Zombiecalypse 4 (Andreas Kohn / Selbstverlag)

Die Zombies bereiten den Überlebenden sieben Jahre nach der Katastrophe kaum noch schlaflose Nächte. Zwar ist ihr Blutdurst keineswegs gestillt. Aber sobald sie einem lebenden Menschen auf zwei Meter Nahe kommen, verwandelt sich ihr Verlangen in nackte Angst und sie schrecken zurück. Das Funksignal, das nahezu weltweit seit über zwei Jahren über unzählige Sender ausgestrahlt wird, macht es den Untoten unmöglich, die noch Lebenden direkt anzugreifen.Lange Zeit waren also nur noch Menschen die größte Bedrohung für Menschen.Doch die Evolution macht sowohl vor Flora und Fauna als auch Zombies nicht halt und sucht sich ihren Weg. Und es dauert nicht lange bis die Überlebenden der Spandauer Zitadelle es neben brutalen Gang-Mitgliedern auch mit einer neuen Art Zombies zu tun bekommt.

Teil Vier des Einteilers…?

Was als Stand Alone angekündigt wurde, geht bereits in die vierte Runde und soll (angeblich) Ende dieses Jahres mit dem fünften Teil beendet werden.

Was mich als Leser betrifft, so kommen mir die zusätzlichen Ausflüge in die Welt von Martin, Dalina, Emre, Buster und Co. sehr gelegen. Denn im vierten Teil der Serie ist es immer noch, als würde man nach Hause kommen, auch wenn man nicht wirklich in dieser Welt leben möchte – also zumindest was die Zombies betrifft.

++++++++++

Aufgabenstellung:
1. Seit wie langer Zeit wird das Funksignal laut der Rezension zu Zombiecalypse 4 ausgestrahlt?
2. Übersetzen Sie den folgenden Satz aus der Rezension zu Zombiecalypse 4 ins Englische: „Was als Stand Alone angekündigt wurde, geht bereits in die vierte Runde und soll (angeblich) Ende dieses Jahres mit dem fünften Teil beendet werden.“
3. Geben Sie den Abschnitt der Rezension zu Zombiecalypse 4 von "Teil Vier des" bis einschließlich "Teil beendet werden." wortgetreu wieder.
Die Einträge werden zur Bearbeitung nicht benötigt.

++++++++++

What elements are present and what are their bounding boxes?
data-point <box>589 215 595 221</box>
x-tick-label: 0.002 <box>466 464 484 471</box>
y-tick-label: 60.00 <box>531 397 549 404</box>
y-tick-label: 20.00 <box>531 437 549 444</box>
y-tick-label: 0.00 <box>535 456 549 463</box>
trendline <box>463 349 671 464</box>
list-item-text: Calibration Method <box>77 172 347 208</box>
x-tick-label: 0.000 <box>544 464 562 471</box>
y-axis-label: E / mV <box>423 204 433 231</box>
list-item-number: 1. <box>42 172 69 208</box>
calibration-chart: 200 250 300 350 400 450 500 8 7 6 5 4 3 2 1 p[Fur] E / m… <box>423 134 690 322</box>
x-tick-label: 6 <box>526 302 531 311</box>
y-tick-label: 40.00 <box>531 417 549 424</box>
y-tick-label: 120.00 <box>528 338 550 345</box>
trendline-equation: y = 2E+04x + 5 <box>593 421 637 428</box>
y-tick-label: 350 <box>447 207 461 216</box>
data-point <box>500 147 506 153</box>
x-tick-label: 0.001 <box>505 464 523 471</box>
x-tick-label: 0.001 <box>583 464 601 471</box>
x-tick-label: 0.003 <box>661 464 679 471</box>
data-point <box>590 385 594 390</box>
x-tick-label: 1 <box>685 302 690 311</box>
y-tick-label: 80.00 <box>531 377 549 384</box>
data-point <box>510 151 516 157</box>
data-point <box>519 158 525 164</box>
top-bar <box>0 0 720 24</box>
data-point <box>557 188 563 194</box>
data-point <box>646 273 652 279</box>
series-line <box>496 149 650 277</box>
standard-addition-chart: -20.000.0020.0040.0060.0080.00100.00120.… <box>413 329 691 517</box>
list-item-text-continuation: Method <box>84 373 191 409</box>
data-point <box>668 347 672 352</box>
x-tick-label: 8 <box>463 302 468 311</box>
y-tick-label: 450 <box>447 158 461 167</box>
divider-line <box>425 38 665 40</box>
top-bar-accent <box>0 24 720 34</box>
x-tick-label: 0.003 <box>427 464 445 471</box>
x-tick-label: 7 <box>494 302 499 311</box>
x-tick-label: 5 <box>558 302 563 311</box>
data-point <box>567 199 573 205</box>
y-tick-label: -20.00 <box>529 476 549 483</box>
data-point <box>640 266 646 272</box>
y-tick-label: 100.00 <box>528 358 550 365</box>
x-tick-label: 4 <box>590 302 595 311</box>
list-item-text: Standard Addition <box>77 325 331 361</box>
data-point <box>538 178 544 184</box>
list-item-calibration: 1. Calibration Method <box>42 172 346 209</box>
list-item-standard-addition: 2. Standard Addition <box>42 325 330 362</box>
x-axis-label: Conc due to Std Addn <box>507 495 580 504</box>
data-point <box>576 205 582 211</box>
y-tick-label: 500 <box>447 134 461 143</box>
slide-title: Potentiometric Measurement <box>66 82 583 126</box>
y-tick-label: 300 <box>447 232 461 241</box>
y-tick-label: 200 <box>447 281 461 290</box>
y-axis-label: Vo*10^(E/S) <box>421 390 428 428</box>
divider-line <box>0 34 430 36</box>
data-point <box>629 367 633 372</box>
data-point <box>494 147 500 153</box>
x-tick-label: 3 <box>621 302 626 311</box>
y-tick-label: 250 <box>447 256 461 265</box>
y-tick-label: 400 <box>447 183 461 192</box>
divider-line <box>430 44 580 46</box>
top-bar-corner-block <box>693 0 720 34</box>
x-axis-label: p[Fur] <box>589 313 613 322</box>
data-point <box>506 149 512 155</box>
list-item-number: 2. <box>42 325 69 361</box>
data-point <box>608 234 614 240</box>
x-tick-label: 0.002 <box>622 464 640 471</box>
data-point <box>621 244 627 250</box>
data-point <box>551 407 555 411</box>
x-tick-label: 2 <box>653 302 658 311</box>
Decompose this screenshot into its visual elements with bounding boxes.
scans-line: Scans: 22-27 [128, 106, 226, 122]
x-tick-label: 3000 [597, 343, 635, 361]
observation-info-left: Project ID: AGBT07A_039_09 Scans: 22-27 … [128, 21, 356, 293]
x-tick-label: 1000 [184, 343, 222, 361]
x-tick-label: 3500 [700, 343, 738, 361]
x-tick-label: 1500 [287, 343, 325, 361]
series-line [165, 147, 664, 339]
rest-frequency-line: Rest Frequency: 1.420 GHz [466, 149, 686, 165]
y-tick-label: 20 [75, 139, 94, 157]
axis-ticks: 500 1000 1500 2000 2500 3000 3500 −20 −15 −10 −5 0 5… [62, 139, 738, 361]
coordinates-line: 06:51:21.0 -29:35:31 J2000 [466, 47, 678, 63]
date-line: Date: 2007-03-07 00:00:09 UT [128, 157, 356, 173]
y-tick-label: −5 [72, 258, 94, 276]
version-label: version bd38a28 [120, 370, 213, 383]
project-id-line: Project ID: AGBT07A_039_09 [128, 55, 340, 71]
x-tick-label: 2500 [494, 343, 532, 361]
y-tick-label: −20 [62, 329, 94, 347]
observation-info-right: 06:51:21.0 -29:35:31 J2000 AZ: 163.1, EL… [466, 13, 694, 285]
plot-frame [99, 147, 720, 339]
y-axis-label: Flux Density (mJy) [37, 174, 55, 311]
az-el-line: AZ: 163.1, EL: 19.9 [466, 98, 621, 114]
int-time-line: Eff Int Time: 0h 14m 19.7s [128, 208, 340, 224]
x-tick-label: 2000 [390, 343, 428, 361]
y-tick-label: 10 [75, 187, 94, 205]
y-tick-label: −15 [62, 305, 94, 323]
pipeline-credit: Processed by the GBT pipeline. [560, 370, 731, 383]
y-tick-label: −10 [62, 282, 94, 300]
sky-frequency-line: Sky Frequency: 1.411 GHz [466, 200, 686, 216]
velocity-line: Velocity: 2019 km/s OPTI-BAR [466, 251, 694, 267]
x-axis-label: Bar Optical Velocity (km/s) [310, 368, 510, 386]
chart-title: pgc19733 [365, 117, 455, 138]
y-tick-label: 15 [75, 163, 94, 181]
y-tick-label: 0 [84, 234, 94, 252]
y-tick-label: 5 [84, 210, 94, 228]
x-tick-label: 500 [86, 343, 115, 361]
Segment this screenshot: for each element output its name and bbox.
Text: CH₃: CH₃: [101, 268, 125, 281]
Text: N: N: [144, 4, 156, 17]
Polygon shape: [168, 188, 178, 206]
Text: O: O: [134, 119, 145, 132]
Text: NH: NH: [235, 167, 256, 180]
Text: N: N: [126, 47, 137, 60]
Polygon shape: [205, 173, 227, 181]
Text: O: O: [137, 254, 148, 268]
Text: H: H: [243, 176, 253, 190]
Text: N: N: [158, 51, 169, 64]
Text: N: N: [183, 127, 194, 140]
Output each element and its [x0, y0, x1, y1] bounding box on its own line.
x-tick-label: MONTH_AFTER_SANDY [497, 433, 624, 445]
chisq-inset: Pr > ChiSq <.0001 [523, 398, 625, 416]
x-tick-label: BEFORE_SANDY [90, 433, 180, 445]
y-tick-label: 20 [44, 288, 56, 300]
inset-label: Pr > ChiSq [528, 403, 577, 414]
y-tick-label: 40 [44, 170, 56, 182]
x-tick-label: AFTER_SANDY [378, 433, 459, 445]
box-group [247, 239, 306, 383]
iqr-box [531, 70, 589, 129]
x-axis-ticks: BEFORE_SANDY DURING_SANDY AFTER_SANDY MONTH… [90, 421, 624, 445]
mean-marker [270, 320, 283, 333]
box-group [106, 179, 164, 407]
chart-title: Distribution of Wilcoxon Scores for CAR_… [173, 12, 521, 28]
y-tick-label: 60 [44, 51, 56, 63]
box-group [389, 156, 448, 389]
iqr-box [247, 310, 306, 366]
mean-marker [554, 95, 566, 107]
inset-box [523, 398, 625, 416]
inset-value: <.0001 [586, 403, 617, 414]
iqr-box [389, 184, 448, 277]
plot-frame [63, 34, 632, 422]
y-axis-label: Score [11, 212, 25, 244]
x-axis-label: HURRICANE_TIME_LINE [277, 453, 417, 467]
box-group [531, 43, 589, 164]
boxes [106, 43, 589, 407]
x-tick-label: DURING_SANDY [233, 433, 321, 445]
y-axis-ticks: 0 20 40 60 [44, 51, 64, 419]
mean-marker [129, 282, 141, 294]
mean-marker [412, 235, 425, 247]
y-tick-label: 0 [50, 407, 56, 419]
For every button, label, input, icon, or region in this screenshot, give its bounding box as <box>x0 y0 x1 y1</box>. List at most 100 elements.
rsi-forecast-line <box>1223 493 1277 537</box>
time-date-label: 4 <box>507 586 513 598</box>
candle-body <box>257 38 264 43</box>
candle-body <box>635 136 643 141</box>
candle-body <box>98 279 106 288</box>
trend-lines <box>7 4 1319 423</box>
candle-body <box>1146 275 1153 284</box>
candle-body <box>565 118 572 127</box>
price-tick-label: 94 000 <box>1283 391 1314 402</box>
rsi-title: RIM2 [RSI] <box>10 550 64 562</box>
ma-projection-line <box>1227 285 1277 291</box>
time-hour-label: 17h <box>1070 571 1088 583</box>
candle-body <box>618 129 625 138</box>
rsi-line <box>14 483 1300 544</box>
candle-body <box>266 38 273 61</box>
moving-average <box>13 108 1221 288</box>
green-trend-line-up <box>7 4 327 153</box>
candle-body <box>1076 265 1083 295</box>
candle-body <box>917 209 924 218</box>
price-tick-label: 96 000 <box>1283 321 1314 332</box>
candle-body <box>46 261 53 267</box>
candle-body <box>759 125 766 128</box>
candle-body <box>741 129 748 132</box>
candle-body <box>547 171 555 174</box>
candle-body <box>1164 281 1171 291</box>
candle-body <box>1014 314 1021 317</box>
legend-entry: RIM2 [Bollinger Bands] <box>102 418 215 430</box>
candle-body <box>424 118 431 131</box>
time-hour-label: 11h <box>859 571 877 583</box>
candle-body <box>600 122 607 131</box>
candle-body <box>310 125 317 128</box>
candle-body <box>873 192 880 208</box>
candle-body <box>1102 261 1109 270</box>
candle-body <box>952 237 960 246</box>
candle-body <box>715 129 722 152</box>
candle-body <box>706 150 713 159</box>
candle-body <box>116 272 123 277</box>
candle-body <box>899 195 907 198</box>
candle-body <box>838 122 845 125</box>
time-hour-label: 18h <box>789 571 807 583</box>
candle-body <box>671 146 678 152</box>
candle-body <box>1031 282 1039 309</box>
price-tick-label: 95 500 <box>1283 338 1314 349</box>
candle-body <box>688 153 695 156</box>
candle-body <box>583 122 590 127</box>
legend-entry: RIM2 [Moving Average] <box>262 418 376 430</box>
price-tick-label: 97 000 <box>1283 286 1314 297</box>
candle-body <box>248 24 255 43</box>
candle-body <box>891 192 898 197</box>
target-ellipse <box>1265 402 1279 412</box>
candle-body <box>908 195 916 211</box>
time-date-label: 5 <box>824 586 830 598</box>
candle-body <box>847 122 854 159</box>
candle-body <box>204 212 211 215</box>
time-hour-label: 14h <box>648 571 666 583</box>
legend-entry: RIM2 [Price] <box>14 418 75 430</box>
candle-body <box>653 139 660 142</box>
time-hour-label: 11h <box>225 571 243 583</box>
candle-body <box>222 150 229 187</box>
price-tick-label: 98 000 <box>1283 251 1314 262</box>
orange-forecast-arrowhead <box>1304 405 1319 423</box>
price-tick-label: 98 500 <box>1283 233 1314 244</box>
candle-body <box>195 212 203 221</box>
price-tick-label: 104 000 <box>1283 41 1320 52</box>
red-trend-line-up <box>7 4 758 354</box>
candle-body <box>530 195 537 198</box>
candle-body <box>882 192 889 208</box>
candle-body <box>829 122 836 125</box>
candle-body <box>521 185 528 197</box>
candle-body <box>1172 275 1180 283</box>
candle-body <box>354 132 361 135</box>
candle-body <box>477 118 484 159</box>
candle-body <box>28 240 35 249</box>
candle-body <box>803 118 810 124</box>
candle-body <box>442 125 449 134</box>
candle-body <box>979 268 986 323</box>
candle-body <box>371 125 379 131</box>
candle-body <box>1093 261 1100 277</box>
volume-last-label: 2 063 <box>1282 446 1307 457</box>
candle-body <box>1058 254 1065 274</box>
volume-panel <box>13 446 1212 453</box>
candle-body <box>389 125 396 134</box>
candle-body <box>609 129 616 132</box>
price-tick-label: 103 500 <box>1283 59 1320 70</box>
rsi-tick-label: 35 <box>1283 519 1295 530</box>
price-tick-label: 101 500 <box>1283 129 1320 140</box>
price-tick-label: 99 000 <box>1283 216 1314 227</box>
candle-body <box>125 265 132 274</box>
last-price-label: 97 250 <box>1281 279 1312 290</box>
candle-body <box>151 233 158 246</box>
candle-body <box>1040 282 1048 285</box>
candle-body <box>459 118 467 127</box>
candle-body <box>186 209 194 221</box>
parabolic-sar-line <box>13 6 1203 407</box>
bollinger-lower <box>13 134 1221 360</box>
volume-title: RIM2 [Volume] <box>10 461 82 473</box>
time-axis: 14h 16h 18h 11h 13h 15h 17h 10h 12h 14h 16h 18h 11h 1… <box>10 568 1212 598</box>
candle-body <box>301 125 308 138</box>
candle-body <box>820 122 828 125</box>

++++++++++

Lösungen:
1. Seit über zwei Jahren.

2. What was announced as a stand-alone is already entering its fourth round and is (supposedly) to be concluded with the fifth part at the end of this year.

3.
Teil Vier des Einteilers…?

Was als Stand Alone angekündigt wurde, geht bereits in die vierte Runde und soll (angeblich) Ende dieses Jahres mit dem fünften Teil beendet werden.